▶ **Extract**:
##########
Bloomberg Boston Fed President Eric Rosengren sat down with MarketWatch on the sidelines of his regional bank’s monetary policy conference
Boston Fed President Eric Rosengren said he does not read much about a possible recession from the shape of the yield curve.
“I don’t take as much information from the yield curve as some other people. It is one of many things I look at, but I don’t give it any special attribute in terms of telling us cyclical changes,” Rosengren said in an interview with MarketWatch.
The discussion comes as the flattening of the so-called yield curve has raised fears about the health of the economy, since an inverted curve is often a leading indicator of a downturn.
Rosengren said he wouldn’t focus on the spread between the 10-year Treasury note TMUBMUSD10Y, +0.03% and the two-year note, with quantitative easing occurring in Europe and Japan and while the Fed has its own big balance sheet.
##########
▶ **Source data**:

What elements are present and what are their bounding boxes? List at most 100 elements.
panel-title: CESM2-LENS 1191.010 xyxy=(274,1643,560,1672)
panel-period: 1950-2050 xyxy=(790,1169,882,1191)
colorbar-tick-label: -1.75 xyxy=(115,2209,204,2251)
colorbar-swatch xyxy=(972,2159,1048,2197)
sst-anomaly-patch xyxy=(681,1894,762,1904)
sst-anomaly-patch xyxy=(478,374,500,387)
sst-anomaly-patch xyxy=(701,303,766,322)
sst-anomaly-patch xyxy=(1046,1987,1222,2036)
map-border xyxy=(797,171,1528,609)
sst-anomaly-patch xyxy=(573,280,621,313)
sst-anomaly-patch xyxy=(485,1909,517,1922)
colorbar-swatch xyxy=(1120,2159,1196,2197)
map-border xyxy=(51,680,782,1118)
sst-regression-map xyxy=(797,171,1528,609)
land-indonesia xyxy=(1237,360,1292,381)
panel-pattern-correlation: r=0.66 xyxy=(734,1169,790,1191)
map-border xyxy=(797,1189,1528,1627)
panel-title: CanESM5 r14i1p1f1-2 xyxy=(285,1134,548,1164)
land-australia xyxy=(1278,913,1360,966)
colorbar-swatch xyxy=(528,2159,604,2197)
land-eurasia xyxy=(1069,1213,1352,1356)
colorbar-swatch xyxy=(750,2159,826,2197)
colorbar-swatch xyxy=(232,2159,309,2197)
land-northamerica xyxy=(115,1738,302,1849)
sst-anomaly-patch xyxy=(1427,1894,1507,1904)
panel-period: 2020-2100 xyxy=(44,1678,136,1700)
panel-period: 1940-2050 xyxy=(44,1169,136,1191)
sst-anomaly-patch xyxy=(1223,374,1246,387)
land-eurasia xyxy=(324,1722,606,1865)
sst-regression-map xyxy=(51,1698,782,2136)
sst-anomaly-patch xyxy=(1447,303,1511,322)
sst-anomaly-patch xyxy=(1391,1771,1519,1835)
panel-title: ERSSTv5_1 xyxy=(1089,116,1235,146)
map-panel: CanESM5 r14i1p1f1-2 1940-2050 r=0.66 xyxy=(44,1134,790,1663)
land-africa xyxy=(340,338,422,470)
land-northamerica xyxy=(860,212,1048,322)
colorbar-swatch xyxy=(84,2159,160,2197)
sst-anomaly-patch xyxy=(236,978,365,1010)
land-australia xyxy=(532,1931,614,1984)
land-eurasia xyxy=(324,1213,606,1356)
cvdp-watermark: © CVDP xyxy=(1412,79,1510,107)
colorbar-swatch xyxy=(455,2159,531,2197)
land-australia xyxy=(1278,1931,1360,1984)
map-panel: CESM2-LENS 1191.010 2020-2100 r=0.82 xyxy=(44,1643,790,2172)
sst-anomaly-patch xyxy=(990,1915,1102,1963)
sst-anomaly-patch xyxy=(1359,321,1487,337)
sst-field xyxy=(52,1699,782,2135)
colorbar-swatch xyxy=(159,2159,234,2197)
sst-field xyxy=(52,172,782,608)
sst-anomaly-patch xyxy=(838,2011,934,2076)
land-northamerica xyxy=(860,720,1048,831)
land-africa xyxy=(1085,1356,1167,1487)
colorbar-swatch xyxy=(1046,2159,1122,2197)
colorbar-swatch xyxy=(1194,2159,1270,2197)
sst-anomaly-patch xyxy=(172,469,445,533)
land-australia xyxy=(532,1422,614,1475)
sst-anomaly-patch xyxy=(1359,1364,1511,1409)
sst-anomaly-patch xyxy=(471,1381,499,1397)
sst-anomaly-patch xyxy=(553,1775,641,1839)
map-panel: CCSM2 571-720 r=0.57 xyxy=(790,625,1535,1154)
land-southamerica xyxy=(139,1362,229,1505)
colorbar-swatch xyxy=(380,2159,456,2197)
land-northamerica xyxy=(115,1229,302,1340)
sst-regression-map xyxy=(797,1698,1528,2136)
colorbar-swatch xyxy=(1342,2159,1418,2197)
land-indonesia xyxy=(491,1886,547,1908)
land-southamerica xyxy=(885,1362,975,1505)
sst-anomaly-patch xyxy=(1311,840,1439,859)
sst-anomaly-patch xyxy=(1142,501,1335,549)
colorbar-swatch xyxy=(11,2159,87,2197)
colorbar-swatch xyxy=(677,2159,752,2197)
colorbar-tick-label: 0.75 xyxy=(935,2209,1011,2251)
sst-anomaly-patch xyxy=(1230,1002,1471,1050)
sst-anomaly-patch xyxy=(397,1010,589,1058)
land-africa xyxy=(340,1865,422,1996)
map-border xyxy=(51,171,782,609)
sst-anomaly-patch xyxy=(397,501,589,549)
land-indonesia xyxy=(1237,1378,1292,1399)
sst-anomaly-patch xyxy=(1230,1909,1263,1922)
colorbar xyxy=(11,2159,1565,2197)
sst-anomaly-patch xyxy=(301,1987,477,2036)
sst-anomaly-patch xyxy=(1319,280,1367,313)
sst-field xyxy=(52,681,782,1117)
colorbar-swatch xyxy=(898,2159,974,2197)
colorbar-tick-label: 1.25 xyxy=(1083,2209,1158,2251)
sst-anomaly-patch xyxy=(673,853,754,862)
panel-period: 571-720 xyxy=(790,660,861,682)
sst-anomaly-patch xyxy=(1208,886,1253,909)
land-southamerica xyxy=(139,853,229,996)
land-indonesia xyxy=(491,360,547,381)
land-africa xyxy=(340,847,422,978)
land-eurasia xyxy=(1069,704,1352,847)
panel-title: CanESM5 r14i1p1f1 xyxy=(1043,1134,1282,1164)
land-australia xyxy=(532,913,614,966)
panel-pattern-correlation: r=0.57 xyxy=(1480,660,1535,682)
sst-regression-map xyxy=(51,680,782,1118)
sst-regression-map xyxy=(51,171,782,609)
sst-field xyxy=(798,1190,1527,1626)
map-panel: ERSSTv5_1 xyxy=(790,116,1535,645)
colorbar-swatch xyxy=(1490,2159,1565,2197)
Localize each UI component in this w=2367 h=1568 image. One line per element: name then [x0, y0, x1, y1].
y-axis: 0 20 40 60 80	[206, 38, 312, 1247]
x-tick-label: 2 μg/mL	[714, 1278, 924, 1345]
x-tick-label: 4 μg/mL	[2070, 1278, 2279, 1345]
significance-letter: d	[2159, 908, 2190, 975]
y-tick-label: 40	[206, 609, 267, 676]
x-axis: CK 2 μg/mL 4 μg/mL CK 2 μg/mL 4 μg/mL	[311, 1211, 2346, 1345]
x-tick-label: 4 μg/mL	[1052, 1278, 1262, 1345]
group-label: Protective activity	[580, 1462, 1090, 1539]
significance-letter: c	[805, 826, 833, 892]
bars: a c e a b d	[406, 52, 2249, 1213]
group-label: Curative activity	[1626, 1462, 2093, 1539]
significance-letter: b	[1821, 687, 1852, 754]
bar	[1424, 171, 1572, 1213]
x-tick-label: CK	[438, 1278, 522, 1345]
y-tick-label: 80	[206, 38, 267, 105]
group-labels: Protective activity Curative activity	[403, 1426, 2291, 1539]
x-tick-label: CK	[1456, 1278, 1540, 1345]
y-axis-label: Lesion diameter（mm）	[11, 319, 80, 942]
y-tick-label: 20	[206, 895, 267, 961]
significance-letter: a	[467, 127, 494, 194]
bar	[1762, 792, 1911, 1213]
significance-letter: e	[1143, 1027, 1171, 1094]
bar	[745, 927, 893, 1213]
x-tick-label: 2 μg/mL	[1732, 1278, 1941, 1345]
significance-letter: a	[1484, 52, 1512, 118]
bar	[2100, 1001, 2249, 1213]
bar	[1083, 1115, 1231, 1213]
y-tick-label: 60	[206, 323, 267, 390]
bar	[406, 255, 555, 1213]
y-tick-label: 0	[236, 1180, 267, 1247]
##########
▶ **Task requirements**:
1. According to the Rosengren article, the spread between which two Treasury notes would Rosengren not focus on?
2. Please transcribe the Rosengren article word for word, starting with "Rosengren said he wouldn’t" and going on through "big balance sheet.".
The data come from a separate source, not from the Rosengren article.

▶ **Solutions to each task**:
1. The 10-year Treasury note and the two-year note.

2.
Rosengren said he wouldn’t focus on the spread between the 10-year Treasury note TMUBMUSD10Y, +0.03% and the two-year note, with quantitative easing occurring in Europe and Japan and while the Fed has its own big balance sheet.